===== GIVEN DATA

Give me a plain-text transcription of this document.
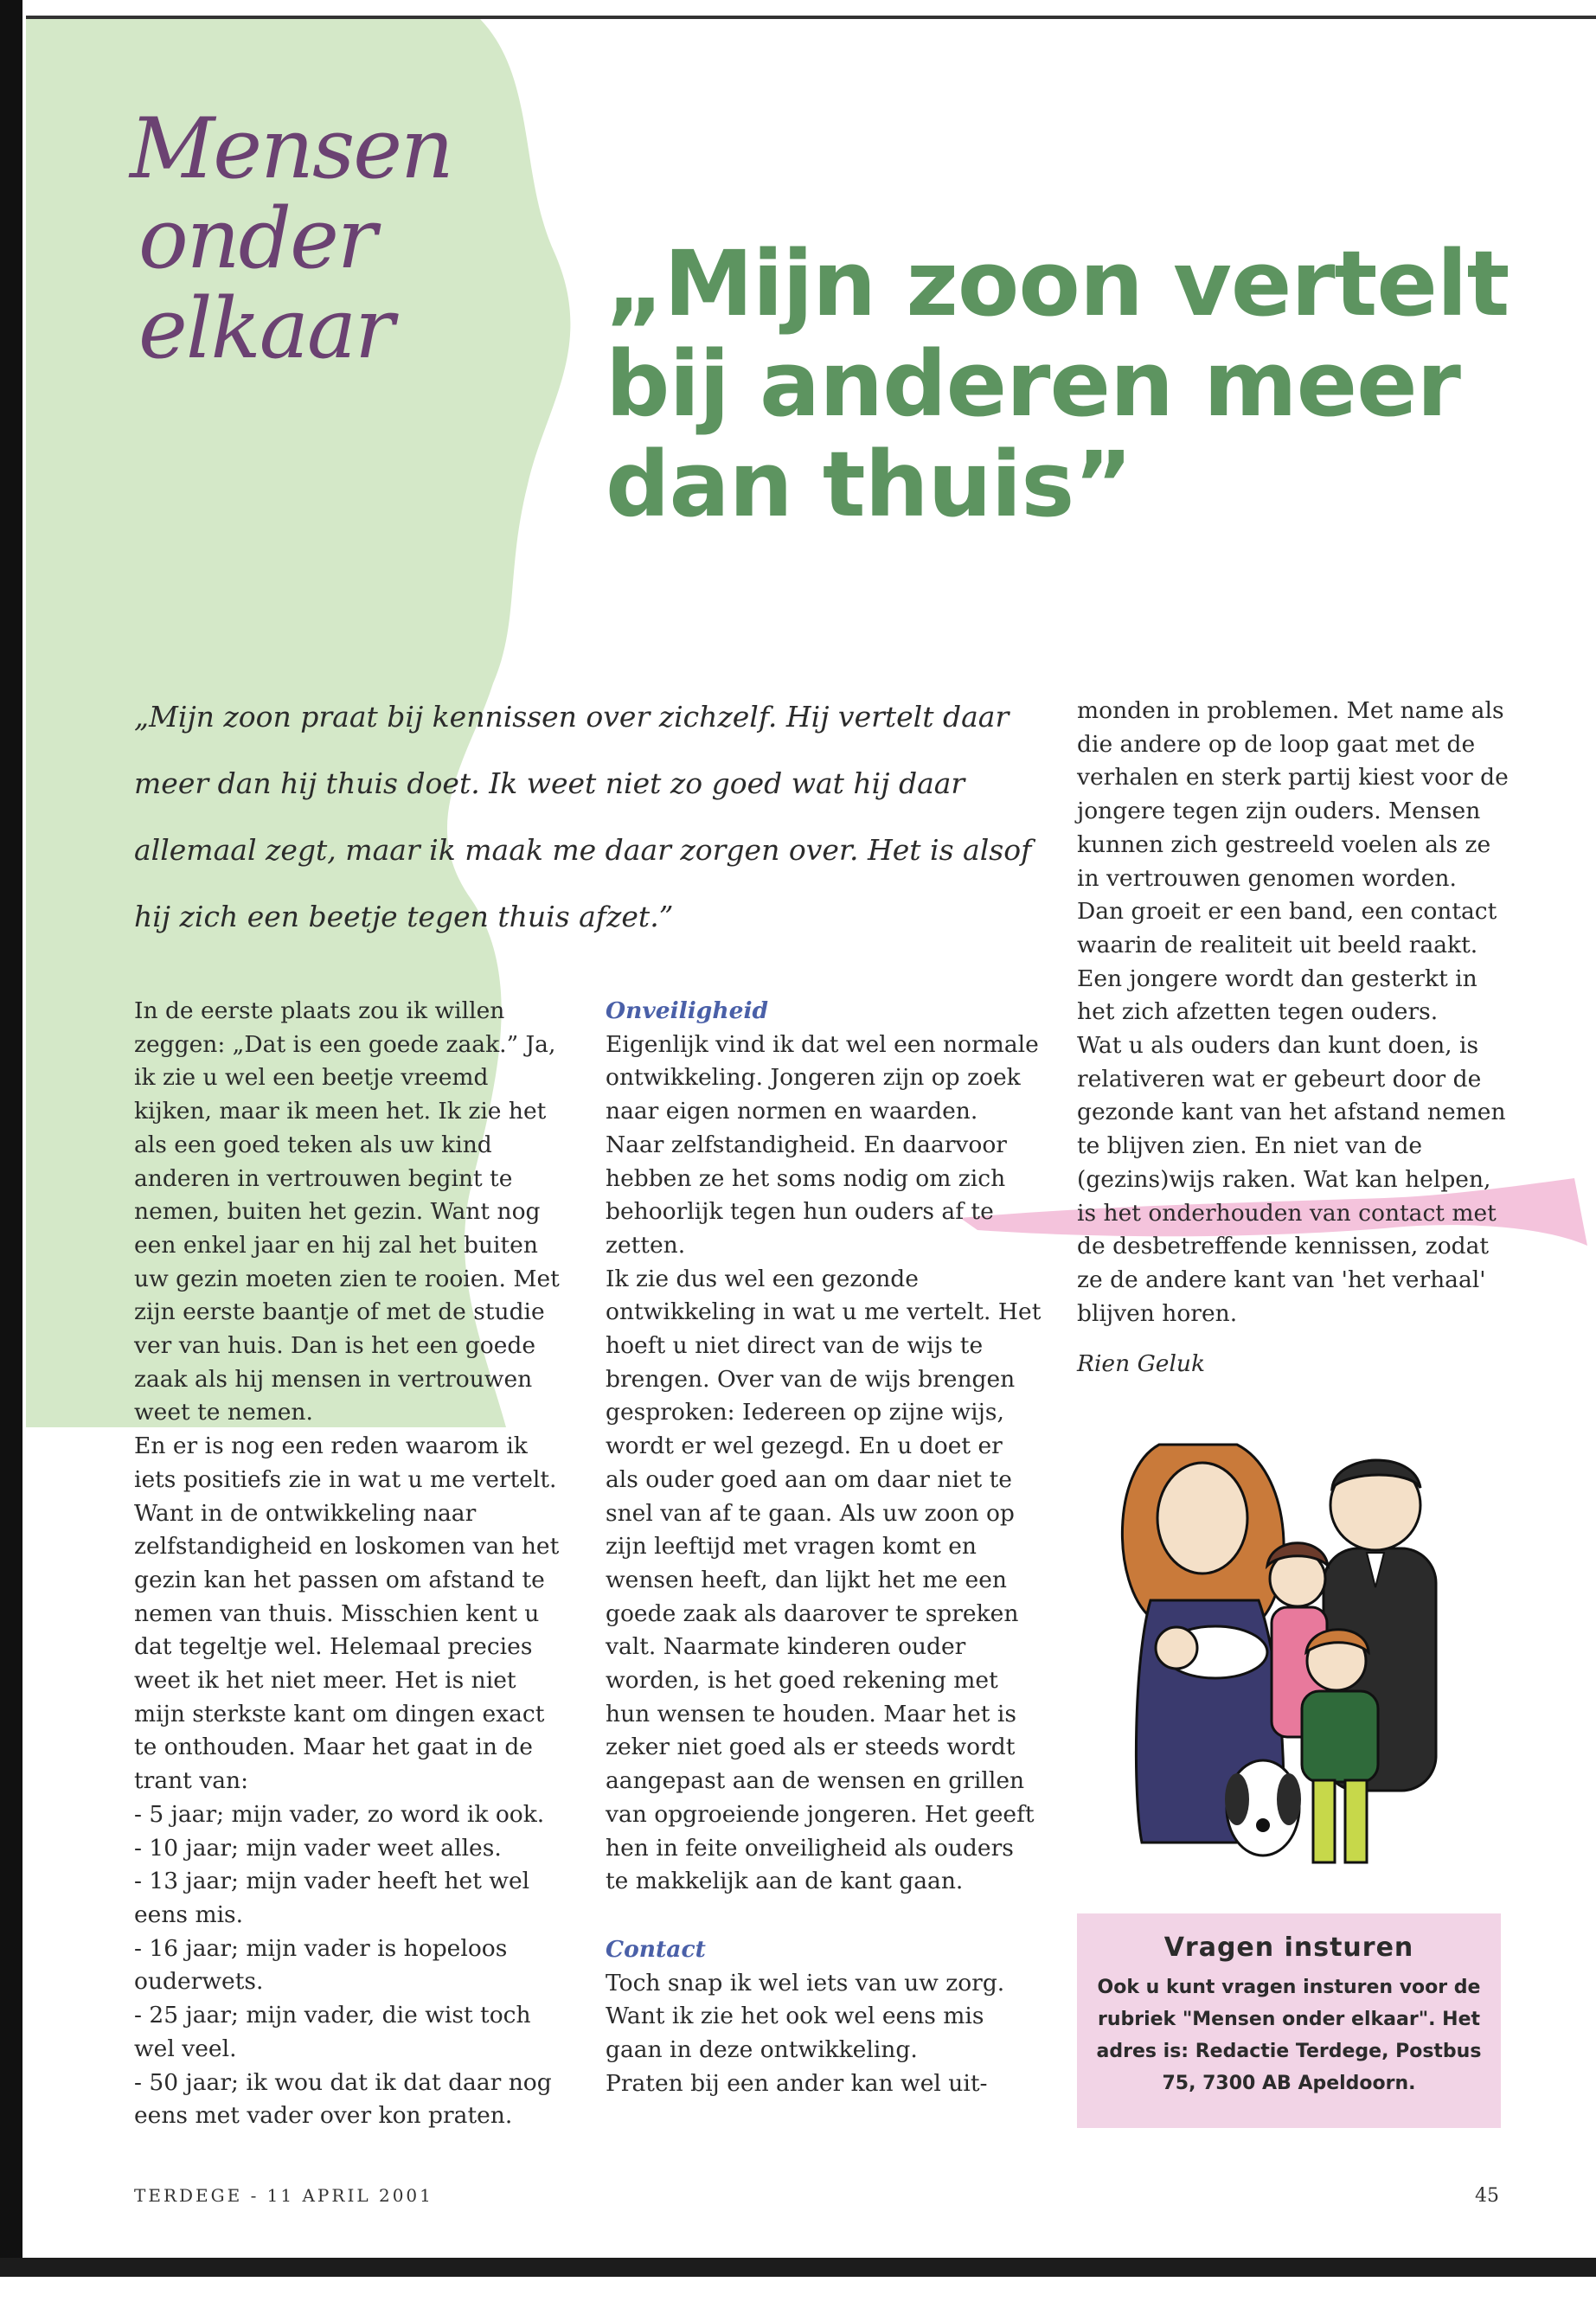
Mensen
onder
elkaar	„Mijn zoon vertelt bij anderen meer dan thuis”

„Mijn zoon praat bij kennissen over zichzelf. Hij vertelt daar meer dan hij thuis doet. Ik weet niet zo goed wat hij daar allemaal zegt, maar ik maak me daar zorgen over. Het is alsof hij zich een beetje tegen thuis afzet.”

In de eerste plaats zou ik willen zeggen: „Dat is een goede zaak.” Ja, ik zie u wel een beetje vreemd kijken, maar ik meen het. Ik zie het als een goed teken als uw kind anderen in vertrouwen begint te nemen, buiten het gezin. Want nog een enkel jaar en hij zal het buiten uw gezin moeten zien te rooien. Met zijn eerste baantje of met de studie ver van huis. Dan is het een goede zaak als hij mensen in vertrouwen weet te nemen.

En er is nog een reden waarom ik iets positiefs zie in wat u me vertelt. Want in de ontwikkeling naar zelfstandigheid en loskomen van het gezin kan het passen om afstand te nemen van thuis. Misschien kent u dat tegeltje wel. Helemaal precies weet ik het niet meer. Het is niet mijn sterkste kant om dingen exact te onthouden. Maar het gaat in de trant van:

- 5 jaar; mijn vader, zo word ik ook.

- 10 jaar; mijn vader weet alles.

- 13 jaar; mijn vader heeft het wel eens mis.

- 16 jaar; mijn vader is hopeloos ouderwets.

- 25 jaar; mijn vader, die wist toch wel veel.

- 50 jaar; ik wou dat ik dat daar nog eens met vader over kon praten.

Onveiligheid

Eigenlijk vind ik dat wel een normale ontwikkeling. Jongeren zijn op zoek naar eigen normen en waarden. Naar zelfstandigheid. En daarvoor hebben ze het soms nodig om zich behoorlijk tegen hun ouders af te zetten.

Ik zie dus wel een gezonde ontwikkeling in wat u me vertelt. Het hoeft u niet direct van de wijs te brengen. Over van de wijs brengen gesproken: Iedereen op zijne wijs, wordt er wel gezegd. En u doet er als ouder goed aan om daar niet te snel van af te gaan. Als uw zoon op zijn leeftijd met vragen komt en wensen heeft, dan lijkt het me een goede zaak als daarover te spreken valt. Naarmate kinderen ouder worden, is het goed rekening met hun wensen te houden. Maar het is zeker niet goed als er steeds wordt aangepast aan de wensen en grillen van opgroeiende jongeren. Het geeft hen in feite onveiligheid als ouders te makkelijk aan de kant gaan.

Contact

Toch snap ik wel iets van uw zorg. Want ik zie het ook wel eens mis gaan in deze ontwikkeling.

Praten bij een ander kan wel uit-

monden in problemen. Met name als die andere op de loop gaat met de verhalen en sterk partij kiest voor de jongere tegen zijn ouders. Mensen kunnen zich gestreeld voelen als ze in vertrouwen genomen worden. Dan groeit er een band, een contact waarin de realiteit uit beeld raakt. Een jongere wordt dan gesterkt in het zich afzetten tegen ouders.

Wat u als ouders dan kunt doen, is relativeren wat er gebeurt door de gezonde kant van het afstand nemen te blijven zien. En niet van de (gezins)wijs raken. Wat kan helpen, is het onderhouden van contact met de desbetreffende kennissen, zodat ze de andere kant van 'het verhaal' blijven horen.

Rien Geluk

Vragen insturen
Ook u kunt vragen insturen voor de rubriek "Mensen onder elkaar". Het adres is: Redactie Terdege, Postbus 75, 7300 AB Apeldoorn.
TERDEGE - 11 APRIL 2001	45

==========

» **WHAT YOU WILL DO**:
Without changing a word, retype every entry above, but drop its pictures.

» **WRITTEN ANSWER**:
Give me a plain-text transcription of this document.
Mensen
onder
elkaar	„Mijn zoon vertelt bij anderen meer dan thuis”

„Mijn zoon praat bij kennissen over zichzelf. Hij vertelt daar meer dan hij thuis doet. Ik weet niet zo goed wat hij daar allemaal zegt, maar ik maak me daar zorgen over. Het is alsof hij zich een beetje tegen thuis afzet.”

In de eerste plaats zou ik willen zeggen: „Dat is een goede zaak.” Ja, ik zie u wel een beetje vreemd kijken, maar ik meen het. Ik zie het als een goed teken als uw kind anderen in vertrouwen begint te nemen, buiten het gezin. Want nog een enkel jaar en hij zal het buiten uw gezin moeten zien te rooien. Met zijn eerste baantje of met de studie ver van huis. Dan is het een goede zaak als hij mensen in vertrouwen weet te nemen.

En er is nog een reden waarom ik iets positiefs zie in wat u me vertelt. Want in de ontwikkeling naar zelfstandigheid en loskomen van het gezin kan het passen om afstand te nemen van thuis. Misschien kent u dat tegeltje wel. Helemaal precies weet ik het niet meer. Het is niet mijn sterkste kant om dingen exact te onthouden. Maar het gaat in de trant van:

- 5 jaar; mijn vader, zo word ik ook.

- 10 jaar; mijn vader weet alles.

- 13 jaar; mijn vader heeft het wel eens mis.

- 16 jaar; mijn vader is hopeloos ouderwets.

- 25 jaar; mijn vader, die wist toch wel veel.

- 50 jaar; ik wou dat ik dat daar nog eens met vader over kon praten.

Onveiligheid

Eigenlijk vind ik dat wel een normale ontwikkeling. Jongeren zijn op zoek naar eigen normen en waarden. Naar zelfstandigheid. En daarvoor hebben ze het soms nodig om zich behoorlijk tegen hun ouders af te zetten.

Ik zie dus wel een gezonde ontwikkeling in wat u me vertelt. Het hoeft u niet direct van de wijs te brengen. Over van de wijs brengen gesproken: Iedereen op zijne wijs, wordt er wel gezegd. En u doet er als ouder goed aan om daar niet te snel van af te gaan. Als uw zoon op zijn leeftijd met vragen komt en wensen heeft, dan lijkt het me een goede zaak als daarover te spreken valt. Naarmate kinderen ouder worden, is het goed rekening met hun wensen te houden. Maar het is zeker niet goed als er steeds wordt aangepast aan de wensen en grillen van opgroeiende jongeren. Het geeft hen in feite onveiligheid als ouders te makkelijk aan de kant gaan.

Contact

Toch snap ik wel iets van uw zorg. Want ik zie het ook wel eens mis gaan in deze ontwikkeling.

Praten bij een ander kan wel uit-

monden in problemen. Met name als die andere op de loop gaat met de verhalen en sterk partij kiest voor de jongere tegen zijn ouders. Mensen kunnen zich gestreeld voelen als ze in vertrouwen genomen worden. Dan groeit er een band, een contact waarin de realiteit uit beeld raakt. Een jongere wordt dan gesterkt in het zich afzetten tegen ouders.

Wat u als ouders dan kunt doen, is relativeren wat er gebeurt door de gezonde kant van het afstand nemen te blijven zien. En niet van de (gezins)wijs raken. Wat kan helpen, is het onderhouden van contact met de desbetreffende kennissen, zodat ze de andere kant van 'het verhaal' blijven horen.

Rien Geluk

Vragen insturen
Ook u kunt vragen insturen voor de rubriek "Mensen onder elkaar". Het adres is: Redactie Terdege, Postbus 75, 7300 AB Apeldoorn.
TERDEGE - 11 APRIL 2001	45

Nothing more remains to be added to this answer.